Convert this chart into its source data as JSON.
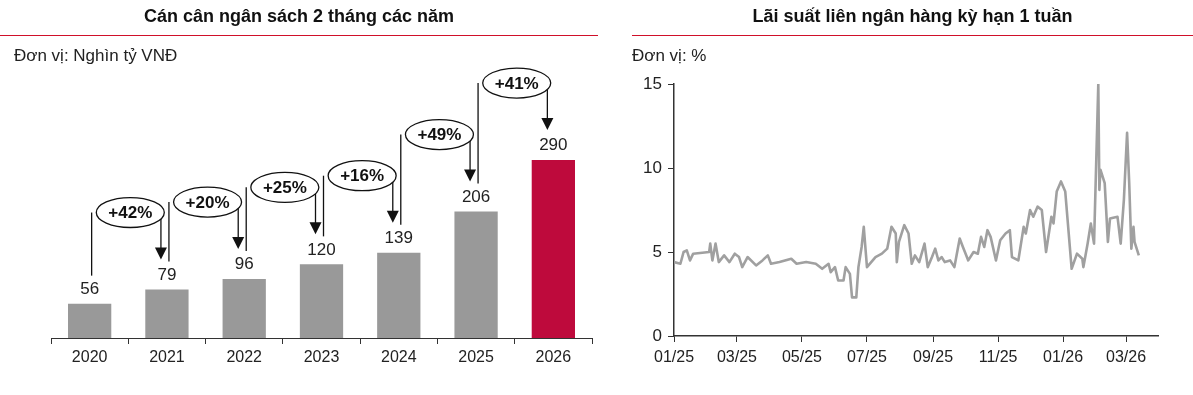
{
  "chart_data": [
    {
      "type": "bar",
      "title": "Cán cân ngân sách 2 tháng các năm",
      "subtitle": "Đơn vị: Nghìn tỷ VNĐ",
      "categories": [
        "2020",
        "2021",
        "2022",
        "2023",
        "2024",
        "2025",
        "2026"
      ],
      "values": [
        56,
        79,
        96,
        120,
        139,
        206,
        290
      ],
      "colors": [
        "#999999",
        "#999999",
        "#999999",
        "#999999",
        "#999999",
        "#999999",
        "#be0a3c"
      ],
      "data_labels": true,
      "grid": false,
      "legend": false,
      "annotations": [
        "+42%",
        "+20%",
        "+25%",
        "+16%",
        "+49%",
        "+41%"
      ]
    },
    {
      "type": "line",
      "title": "Lãi suất liên ngân hàng kỳ hạn 1 tuần",
      "subtitle": "Đơn vị: %",
      "x": [
        "2025-01-01",
        "2025-01-07",
        "2025-01-10",
        "2025-01-13",
        "2025-01-16",
        "2025-01-19",
        "2025-02-03",
        "2025-02-04",
        "2025-02-06",
        "2025-02-09",
        "2025-02-12",
        "2025-02-17",
        "2025-02-22",
        "2025-02-27",
        "2025-03-03",
        "2025-03-06",
        "2025-03-11",
        "2025-03-19",
        "2025-03-25",
        "2025-03-30",
        "2025-04-02",
        "2025-04-10",
        "2025-04-21",
        "2025-04-26",
        "2025-05-05",
        "2025-05-14",
        "2025-05-20",
        "2025-05-26",
        "2025-05-28",
        "2025-06-01",
        "2025-06-04",
        "2025-06-09",
        "2025-06-11",
        "2025-06-15",
        "2025-06-17",
        "2025-06-21",
        "2025-06-23",
        "2025-06-26",
        "2025-06-28",
        "2025-07-01",
        "2025-07-09",
        "2025-07-15",
        "2025-07-20",
        "2025-07-24",
        "2025-07-28",
        "2025-07-29",
        "2025-07-31",
        "2025-08-05",
        "2025-08-09",
        "2025-08-12",
        "2025-08-15",
        "2025-08-19",
        "2025-08-24",
        "2025-08-27",
        "2025-08-31",
        "2025-09-03",
        "2025-09-06",
        "2025-09-09",
        "2025-09-12",
        "2025-09-17",
        "2025-09-21",
        "2025-09-26",
        "2025-09-29",
        "2025-10-04",
        "2025-10-09",
        "2025-10-13",
        "2025-10-16",
        "2025-10-19",
        "2025-10-22",
        "2025-10-25",
        "2025-10-30",
        "2025-11-03",
        "2025-11-08",
        "2025-11-12",
        "2025-11-14",
        "2025-11-20",
        "2025-11-25",
        "2025-11-27",
        "2025-12-01",
        "2025-12-04",
        "2025-12-08",
        "2025-12-12",
        "2025-12-16",
        "2025-12-21",
        "2025-12-23",
        "2025-12-26",
        "2025-12-30",
        "2026-01-03",
        "2026-01-09",
        "2026-01-14",
        "2026-01-19",
        "2026-01-20",
        "2026-01-24",
        "2026-01-27",
        "2026-01-30",
        "2026-02-03",
        "2026-02-04",
        "2026-02-05",
        "2026-02-09",
        "2026-02-12",
        "2026-02-14",
        "2026-02-21",
        "2026-02-24",
        "2026-02-27",
        "2026-03-02",
        "2026-03-04",
        "2026-03-06",
        "2026-03-08",
        "2026-03-09",
        "2026-03-13"
      ],
      "series": [
        {
          "color": "#a0a0a0",
          "values": [
            4.4,
            4.3,
            5.0,
            5.1,
            4.5,
            4.9,
            5.0,
            5.5,
            4.5,
            5.5,
            4.4,
            4.8,
            4.4,
            4.9,
            4.7,
            4.1,
            4.7,
            4.2,
            4.5,
            4.8,
            4.3,
            4.4,
            4.6,
            4.3,
            4.4,
            4.3,
            4.0,
            4.3,
            3.8,
            4.1,
            3.3,
            3.3,
            4.1,
            3.7,
            2.3,
            2.3,
            4.1,
            5.3,
            6.5,
            4.1,
            4.7,
            4.9,
            5.2,
            6.5,
            6.1,
            4.4,
            5.6,
            6.6,
            6.1,
            4.3,
            4.8,
            4.4,
            5.5,
            4.1,
            4.7,
            5.2,
            4.5,
            4.7,
            4.4,
            4.5,
            4.1,
            5.8,
            5.3,
            4.5,
            5.0,
            4.9,
            5.9,
            5.3,
            6.3,
            5.9,
            4.5,
            5.7,
            6.1,
            6.3,
            4.7,
            4.5,
            6.5,
            6.1,
            7.5,
            7.1,
            7.7,
            7.5,
            5.0,
            7.1,
            6.7,
            8.6,
            9.2,
            8.6,
            4.0,
            4.9,
            4.6,
            4.1,
            5.5,
            6.7,
            5.5,
            15.0,
            8.7,
            9.9,
            9.1,
            5.6,
            7.0,
            7.1,
            5.5,
            8.1,
            12.1,
            9.1,
            5.2,
            6.5,
            5.6,
            4.8
          ]
        }
      ],
      "xlim": [
        "2025-01-01",
        "2026-03-31"
      ],
      "xticks": [
        {
          "value": "2025-01-01",
          "label": "01/25"
        },
        {
          "value": "2025-03-01",
          "label": "03/25"
        },
        {
          "value": "2025-05-01",
          "label": "05/25"
        },
        {
          "value": "2025-07-01",
          "label": "07/25"
        },
        {
          "value": "2025-09-01",
          "label": "09/25"
        },
        {
          "value": "2025-11-01",
          "label": "11/25"
        },
        {
          "value": "2026-01-01",
          "label": "01/26"
        },
        {
          "value": "2026-03-01",
          "label": "03/26"
        }
      ],
      "ylim": [
        0,
        15
      ],
      "yticks": [
        0,
        5,
        10,
        15
      ],
      "grid": false,
      "legend": false
    }
  ]
}
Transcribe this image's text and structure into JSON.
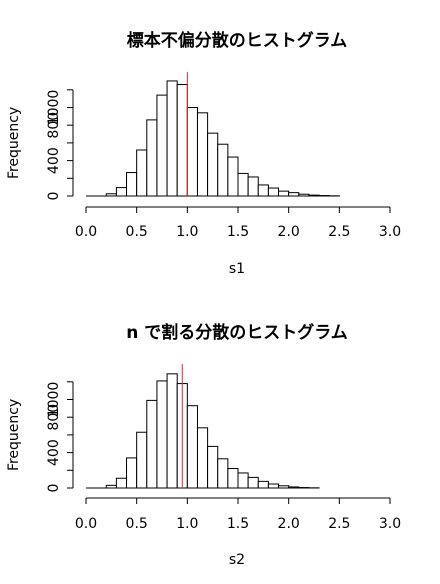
{
  "chart_data": [
    {
      "type": "bar",
      "title": "標本不偏分散のヒストグラム",
      "xlabel": "s1",
      "ylabel": "Frequency",
      "xlim": [
        0,
        3
      ],
      "ylim": [
        0,
        1250
      ],
      "xticks": [
        "0.0",
        "0.5",
        "1.0",
        "1.5",
        "2.0",
        "2.5",
        "3.0"
      ],
      "yticks": [
        "0",
        "400",
        "800",
        "1000"
      ],
      "bin_width": 0.1,
      "bins": [
        {
          "x0": 0.0,
          "count": 0
        },
        {
          "x0": 0.1,
          "count": 0
        },
        {
          "x0": 0.2,
          "count": 25
        },
        {
          "x0": 0.3,
          "count": 95
        },
        {
          "x0": 0.4,
          "count": 265
        },
        {
          "x0": 0.5,
          "count": 520
        },
        {
          "x0": 0.6,
          "count": 860
        },
        {
          "x0": 0.7,
          "count": 1140
        },
        {
          "x0": 0.8,
          "count": 1300
        },
        {
          "x0": 0.9,
          "count": 1260
        },
        {
          "x0": 1.0,
          "count": 1000
        },
        {
          "x0": 1.1,
          "count": 940
        },
        {
          "x0": 1.2,
          "count": 710
        },
        {
          "x0": 1.3,
          "count": 585
        },
        {
          "x0": 1.4,
          "count": 440
        },
        {
          "x0": 1.5,
          "count": 255
        },
        {
          "x0": 1.6,
          "count": 215
        },
        {
          "x0": 1.7,
          "count": 125
        },
        {
          "x0": 1.8,
          "count": 90
        },
        {
          "x0": 1.9,
          "count": 55
        },
        {
          "x0": 2.0,
          "count": 38
        },
        {
          "x0": 2.1,
          "count": 20
        },
        {
          "x0": 2.2,
          "count": 10
        },
        {
          "x0": 2.3,
          "count": 5
        },
        {
          "x0": 2.4,
          "count": 2
        }
      ],
      "reference_line": {
        "x": 1.0,
        "color": "#e8262b"
      }
    },
    {
      "type": "bar",
      "title_bold_part": "n",
      "title": " で割る分散のヒストグラム",
      "xlabel": "s2",
      "ylabel": "Frequency",
      "xlim": [
        0,
        3
      ],
      "ylim": [
        0,
        1250
      ],
      "xticks": [
        "0.0",
        "0.5",
        "1.0",
        "1.5",
        "2.0",
        "2.5",
        "3.0"
      ],
      "yticks": [
        "0",
        "400",
        "800",
        "1000"
      ],
      "bin_width": 0.1,
      "bins": [
        {
          "x0": 0.0,
          "count": 0
        },
        {
          "x0": 0.1,
          "count": 0
        },
        {
          "x0": 0.2,
          "count": 30
        },
        {
          "x0": 0.3,
          "count": 110
        },
        {
          "x0": 0.4,
          "count": 340
        },
        {
          "x0": 0.5,
          "count": 630
        },
        {
          "x0": 0.6,
          "count": 990
        },
        {
          "x0": 0.7,
          "count": 1210
        },
        {
          "x0": 0.8,
          "count": 1290
        },
        {
          "x0": 0.9,
          "count": 1180
        },
        {
          "x0": 1.0,
          "count": 930
        },
        {
          "x0": 1.1,
          "count": 680
        },
        {
          "x0": 1.2,
          "count": 470
        },
        {
          "x0": 1.3,
          "count": 330
        },
        {
          "x0": 1.4,
          "count": 220
        },
        {
          "x0": 1.5,
          "count": 170
        },
        {
          "x0": 1.6,
          "count": 120
        },
        {
          "x0": 1.7,
          "count": 75
        },
        {
          "x0": 1.8,
          "count": 45
        },
        {
          "x0": 1.9,
          "count": 25
        },
        {
          "x0": 2.0,
          "count": 12
        },
        {
          "x0": 2.1,
          "count": 5
        },
        {
          "x0": 2.2,
          "count": 2
        }
      ],
      "reference_line": {
        "x": 0.95,
        "color": "#e8262b"
      }
    }
  ]
}
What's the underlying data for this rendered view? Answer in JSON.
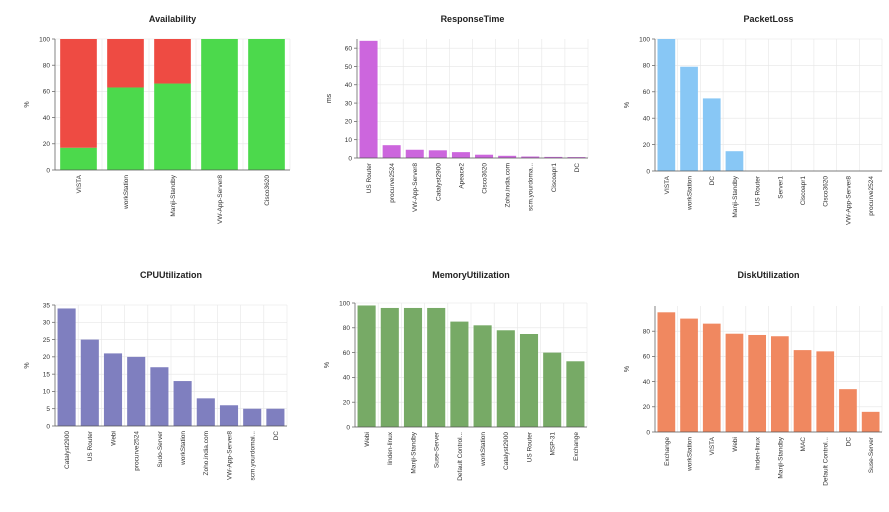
{
  "chart_data": [
    {
      "type": "bar",
      "stacked": true,
      "title": "Availability",
      "ylabel": "%",
      "ylim": [
        0,
        100
      ],
      "yticks": [
        0,
        20,
        40,
        60,
        80,
        100
      ],
      "grid": true,
      "categories": [
        "VISTA",
        "workStation",
        "Manji-Standby",
        "VW-App-Server8",
        "Cisco3620"
      ],
      "series": [
        {
          "values": [
            17,
            63,
            66,
            100,
            100
          ],
          "color": "#4cd94c"
        },
        {
          "values": [
            83,
            37,
            34,
            0,
            0
          ],
          "color": "#ee4b43"
        }
      ]
    },
    {
      "type": "bar",
      "title": "ResponseTime",
      "ylabel": "ms",
      "ylim": [
        0,
        65
      ],
      "yticks": [
        0,
        10,
        20,
        30,
        40,
        50,
        60
      ],
      "grid": true,
      "categories": [
        "US Router",
        "procurve2524",
        "VW-App-Server8",
        "Catalyst2900",
        "Apeace2",
        "Cisco3620",
        "Zoho.india.com",
        "scm.yourdoma...",
        "Ciscoapr1",
        "DC"
      ],
      "values": [
        64,
        7,
        4.5,
        4.2,
        3.2,
        1.8,
        1.2,
        0.8,
        0.6,
        0.5
      ],
      "color": "#cc66dd"
    },
    {
      "type": "bar",
      "title": "PacketLoss",
      "ylabel": "%",
      "ylim": [
        0,
        100
      ],
      "yticks": [
        0,
        20,
        40,
        60,
        80,
        100
      ],
      "grid": true,
      "categories": [
        "VISTA",
        "workStation",
        "DC",
        "Manji-Standby",
        "US Router",
        "Server1",
        "Ciscoapr1",
        "Cisco3620",
        "VW-App-Server8",
        "procurve2524"
      ],
      "values": [
        100,
        79,
        55,
        15,
        0,
        0,
        0,
        0,
        0,
        0
      ],
      "color": "#88c7f5"
    },
    {
      "type": "bar",
      "title": "CPUUtilization",
      "ylabel": "%",
      "ylim": [
        0,
        35
      ],
      "yticks": [
        0,
        5,
        10,
        15,
        20,
        25,
        30,
        35
      ],
      "grid": true,
      "categories": [
        "Catalyst2900",
        "US Router",
        "Webi",
        "procurve2524",
        "Sudo-Server",
        "workStation",
        "Zoho.india.com",
        "VW-App-Server8",
        "scm.yourdomai...",
        "DC"
      ],
      "values": [
        34,
        25,
        21,
        20,
        17,
        13,
        8,
        6,
        5,
        5
      ],
      "color": "#7f7fbf"
    },
    {
      "type": "bar",
      "title": "MemoryUtilization",
      "ylabel": "%",
      "ylim": [
        0,
        100
      ],
      "yticks": [
        0,
        20,
        40,
        60,
        80,
        100
      ],
      "grid": true,
      "categories": [
        "Webi",
        "linden-linux",
        "Manji-Standby",
        "Suse-Server",
        "Default Control...",
        "workStation",
        "Catalyst2900",
        "US Router",
        "MSP-31",
        "Exchange"
      ],
      "values": [
        98,
        96,
        96,
        96,
        85,
        82,
        78,
        75,
        60,
        53
      ],
      "color": "#77aa66"
    },
    {
      "type": "bar",
      "title": "DiskUtilization",
      "ylabel": "%",
      "ylim": [
        0,
        100
      ],
      "yticks": [
        0,
        20,
        40,
        60,
        80
      ],
      "grid": true,
      "categories": [
        "Exchange",
        "workStation",
        "VISTA",
        "Webi",
        "linden-linux",
        "Manji-Standby",
        "MAC",
        "Default Control...",
        "DC",
        "Suse-Server"
      ],
      "values": [
        95,
        90,
        86,
        78,
        77,
        76,
        65,
        64,
        34,
        16
      ],
      "color": "#f08860"
    }
  ]
}
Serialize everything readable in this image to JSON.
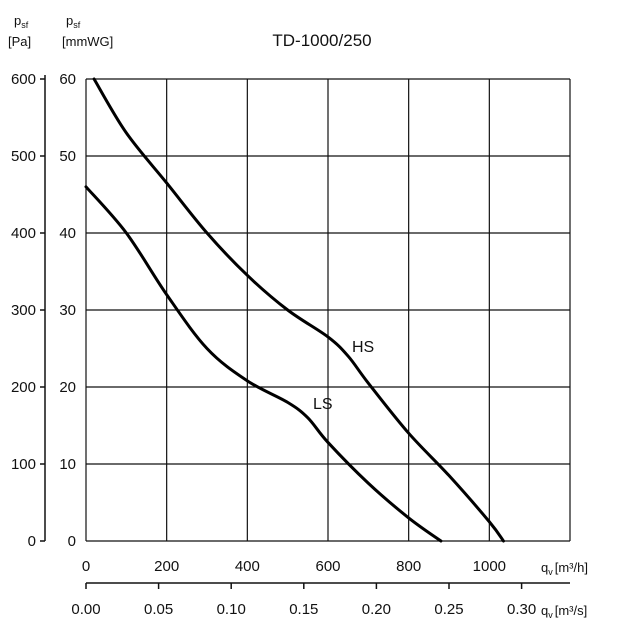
{
  "chart_data": {
    "type": "line",
    "title": "TD-1000/250",
    "y_left_label_pa": {
      "symbol": "p",
      "sub": "sf",
      "unit": "[Pa]"
    },
    "y_left_label_mmwg": {
      "symbol": "p",
      "sub": "sf",
      "unit": "[mmWG]"
    },
    "x_label_m3h": {
      "symbol": "q",
      "sub": "v",
      "unit": "[m³/h]"
    },
    "x_label_m3s": {
      "symbol": "q",
      "sub": "v",
      "unit": "[m³/s]"
    },
    "xlim": [
      0,
      1200
    ],
    "ylim": [
      0,
      600
    ],
    "grid": true,
    "y_ticks_pa": [
      "0",
      "100",
      "200",
      "300",
      "400",
      "500",
      "600"
    ],
    "y_ticks_mmwg": [
      "0",
      "10",
      "20",
      "30",
      "40",
      "50",
      "60"
    ],
    "x_ticks_m3h": [
      "0",
      "200",
      "400",
      "600",
      "800",
      "1000"
    ],
    "x_ticks_m3s": [
      "0.00",
      "0.05",
      "0.10",
      "0.15",
      "0.20",
      "0.25",
      "0.30"
    ],
    "series": [
      {
        "name": "HS",
        "x": [
          20,
          100,
          200,
          300,
          400,
          500,
          600,
          650,
          700,
          800,
          900,
          1000,
          1035
        ],
        "y": [
          600,
          530,
          465,
          400,
          345,
          300,
          265,
          240,
          205,
          140,
          85,
          25,
          0
        ]
      },
      {
        "name": "LS",
        "x": [
          0,
          100,
          200,
          300,
          400,
          500,
          550,
          600,
          700,
          800,
          880
        ],
        "y": [
          460,
          400,
          320,
          250,
          208,
          180,
          160,
          128,
          75,
          30,
          0
        ]
      }
    ]
  }
}
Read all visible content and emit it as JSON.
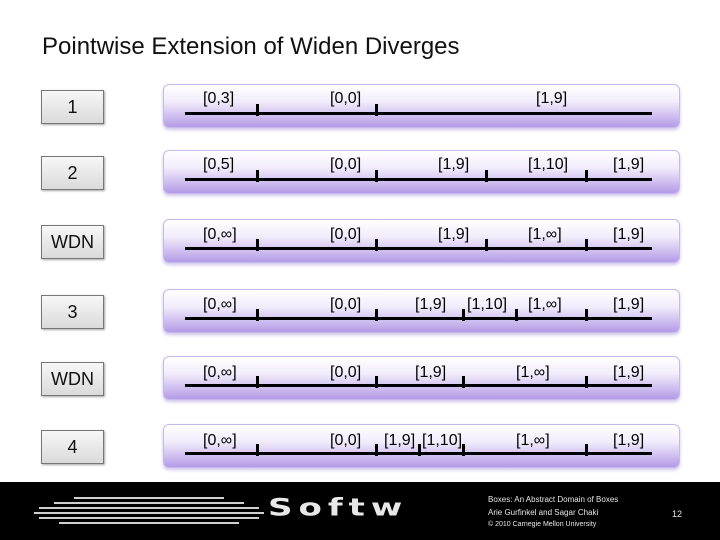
{
  "title": "Pointwise Extension of Widen Diverges",
  "rows": [
    {
      "label": "1",
      "intervals": [
        "[0,3]",
        "[0,0]",
        "[1,9]"
      ]
    },
    {
      "label": "2",
      "intervals": [
        "[0,5]",
        "[0,0]",
        "[1,9]",
        "[1,10]",
        "[1,9]"
      ]
    },
    {
      "label": "WDN",
      "intervals": [
        "[0,∞]",
        "[0,0]",
        "[1,9]",
        "[1,∞]",
        "[1,9]"
      ]
    },
    {
      "label": "3",
      "intervals": [
        "[0,∞]",
        "[0,0]",
        "[1,9]",
        "[1,10]",
        "[1,∞]",
        "[1,9]"
      ]
    },
    {
      "label": "WDN",
      "intervals": [
        "[0,∞]",
        "[0,0]",
        "[1,9]",
        "[1,∞]",
        "[1,9]"
      ]
    },
    {
      "label": "4",
      "intervals": [
        "[0,∞]",
        "[0,0]",
        "[1,9]",
        "[1,10]",
        "[1,∞]",
        "[1,9]"
      ]
    }
  ],
  "footer": {
    "brand": "Softw",
    "credit_line1": "Boxes: An Abstract Domain of Boxes",
    "credit_line2": "Arie Gurfinkel and Sagar Chaki",
    "credit_line3": "© 2010 Carnegie Mellon University",
    "page_number": "12"
  },
  "colors": {
    "bar_gradient_bottom": "#b39be6",
    "footer_background": "#000000"
  }
}
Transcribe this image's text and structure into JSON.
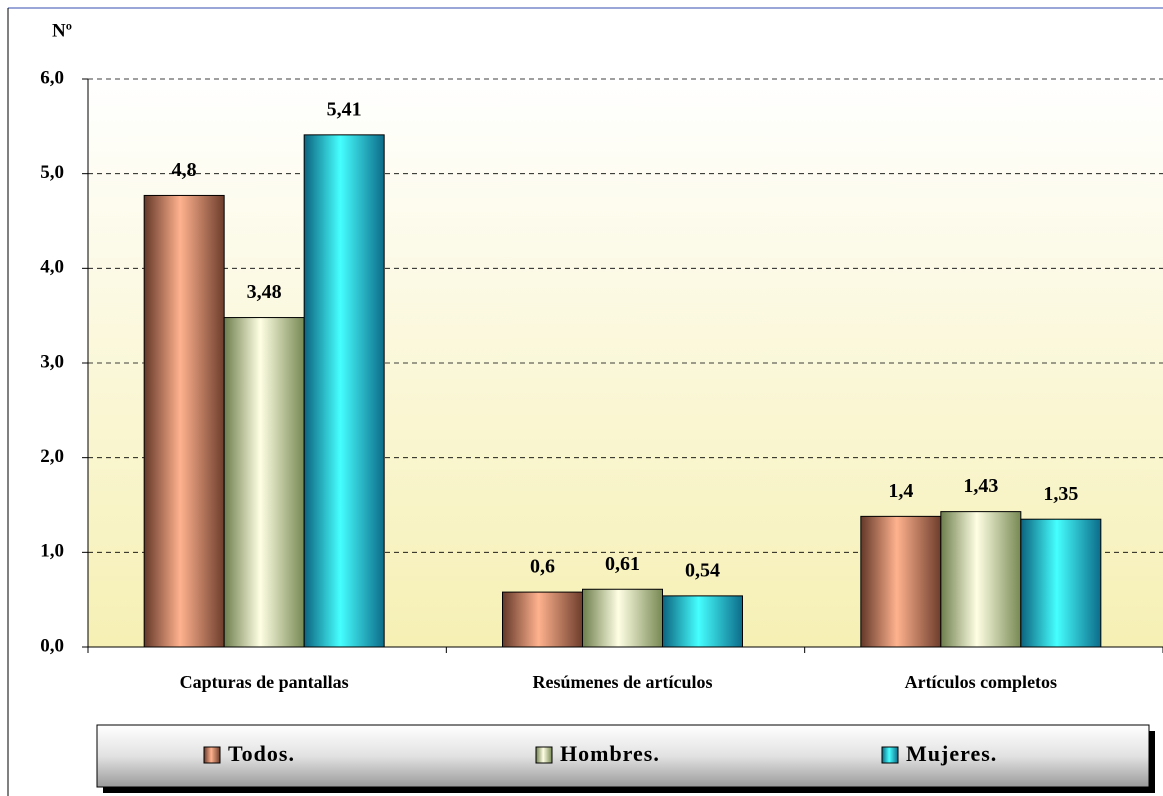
{
  "chart_data": {
    "type": "bar",
    "ylabel": "Nº",
    "categories": [
      "Capturas de pantallas",
      "Resúmenes de artículos",
      "Artículos completos"
    ],
    "series": [
      {
        "name": "Todos.",
        "color": "#b5654a",
        "values": [
          4.77,
          0.58,
          1.38
        ],
        "value_labels": [
          "4,8",
          "0,6",
          "1,4"
        ]
      },
      {
        "name": "Hombres.",
        "color": "#c6e58a",
        "values": [
          3.48,
          0.61,
          1.43
        ],
        "value_labels": [
          "3,48",
          "0,61",
          "1,43"
        ]
      },
      {
        "name": "Mujeres.",
        "color": "#14b4e6",
        "values": [
          5.41,
          0.54,
          1.35
        ],
        "value_labels": [
          "5,41",
          "0,54",
          "1,35"
        ]
      }
    ],
    "ylim": [
      0,
      6
    ],
    "yticks": [
      {
        "value": 0,
        "label": "0,0"
      },
      {
        "value": 1,
        "label": "1,0"
      },
      {
        "value": 2,
        "label": "2,0"
      },
      {
        "value": 3,
        "label": "3,0"
      },
      {
        "value": 4,
        "label": "4,0"
      },
      {
        "value": 5,
        "label": "5,0"
      },
      {
        "value": 6,
        "label": "6,0"
      }
    ],
    "grid": true,
    "legend": "bottom"
  }
}
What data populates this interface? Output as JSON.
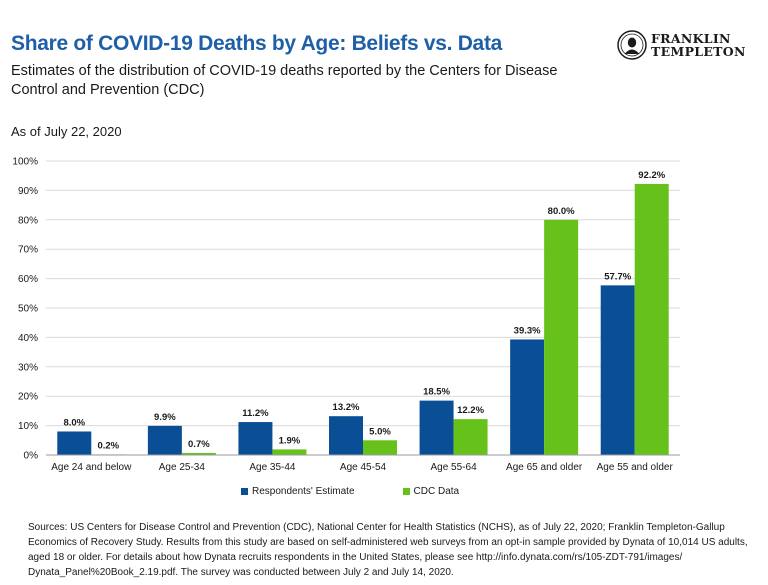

□ □ □ □ □

WRITTEN INSTRUCTION =>
Pull out every line holding "name" from the records above, and copy it.

EXERCISE SOLUTION =>
        "name": "HS",
        "name": "LS",
        "name": "Todos.",
        "name": "Hombres.",
        "name": "Mujeres.",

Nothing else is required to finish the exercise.